**Aim of the exercise:**
Return each line of the records holding the string "Заявления".

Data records
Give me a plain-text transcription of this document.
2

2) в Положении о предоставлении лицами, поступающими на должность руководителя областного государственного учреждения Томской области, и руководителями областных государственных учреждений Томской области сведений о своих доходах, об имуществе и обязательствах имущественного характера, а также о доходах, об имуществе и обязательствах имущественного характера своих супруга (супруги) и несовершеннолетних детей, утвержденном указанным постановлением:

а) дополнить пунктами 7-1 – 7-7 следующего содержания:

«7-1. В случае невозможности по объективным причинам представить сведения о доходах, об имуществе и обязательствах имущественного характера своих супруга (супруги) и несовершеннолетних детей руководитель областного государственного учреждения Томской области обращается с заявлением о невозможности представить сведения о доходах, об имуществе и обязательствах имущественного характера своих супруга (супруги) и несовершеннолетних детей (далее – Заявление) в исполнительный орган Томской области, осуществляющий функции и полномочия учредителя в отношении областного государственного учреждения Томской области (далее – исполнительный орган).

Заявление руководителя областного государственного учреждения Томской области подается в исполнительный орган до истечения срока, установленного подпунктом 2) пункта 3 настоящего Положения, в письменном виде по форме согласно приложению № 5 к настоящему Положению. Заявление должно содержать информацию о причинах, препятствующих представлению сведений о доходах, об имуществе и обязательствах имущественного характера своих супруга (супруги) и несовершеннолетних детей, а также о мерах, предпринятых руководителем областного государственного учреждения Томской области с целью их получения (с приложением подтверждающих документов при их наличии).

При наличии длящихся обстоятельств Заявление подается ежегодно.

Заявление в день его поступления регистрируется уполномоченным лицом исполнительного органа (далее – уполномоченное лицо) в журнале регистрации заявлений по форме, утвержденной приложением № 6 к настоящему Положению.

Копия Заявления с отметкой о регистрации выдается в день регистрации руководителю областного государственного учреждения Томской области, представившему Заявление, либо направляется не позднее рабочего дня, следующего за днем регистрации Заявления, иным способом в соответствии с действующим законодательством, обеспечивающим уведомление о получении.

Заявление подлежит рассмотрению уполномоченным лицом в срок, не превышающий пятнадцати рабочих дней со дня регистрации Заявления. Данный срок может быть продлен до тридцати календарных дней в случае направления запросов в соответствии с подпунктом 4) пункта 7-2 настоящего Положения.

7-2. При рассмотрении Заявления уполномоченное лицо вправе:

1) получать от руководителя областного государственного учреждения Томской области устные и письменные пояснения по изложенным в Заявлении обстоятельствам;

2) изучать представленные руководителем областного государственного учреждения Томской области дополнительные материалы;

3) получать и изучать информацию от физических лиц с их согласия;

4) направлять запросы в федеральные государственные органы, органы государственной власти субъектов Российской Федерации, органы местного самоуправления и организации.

**Written response:**
Копия Заявления с отметкой о регистрации выдается в день регистрации руководителю областного государственного учреждения Томской области, представившему Заявление, либо направляется не позднее рабочего дня, следующего за днем регистрации Заявления, иным способом в соответствии с действующим законодательством, обеспечивающим уведомление о получении.
Заявление подлежит рассмотрению уполномоченным лицом в срок, не превышающий пятнадцати рабочих дней со дня регистрации Заявления. Данный срок может быть продлен до тридцати календарных дней в случае направления запросов в соответствии с подпунктом 4) пункта 7-2 настоящего Положения.
7-2. При рассмотрении Заявления уполномоченное лицо вправе:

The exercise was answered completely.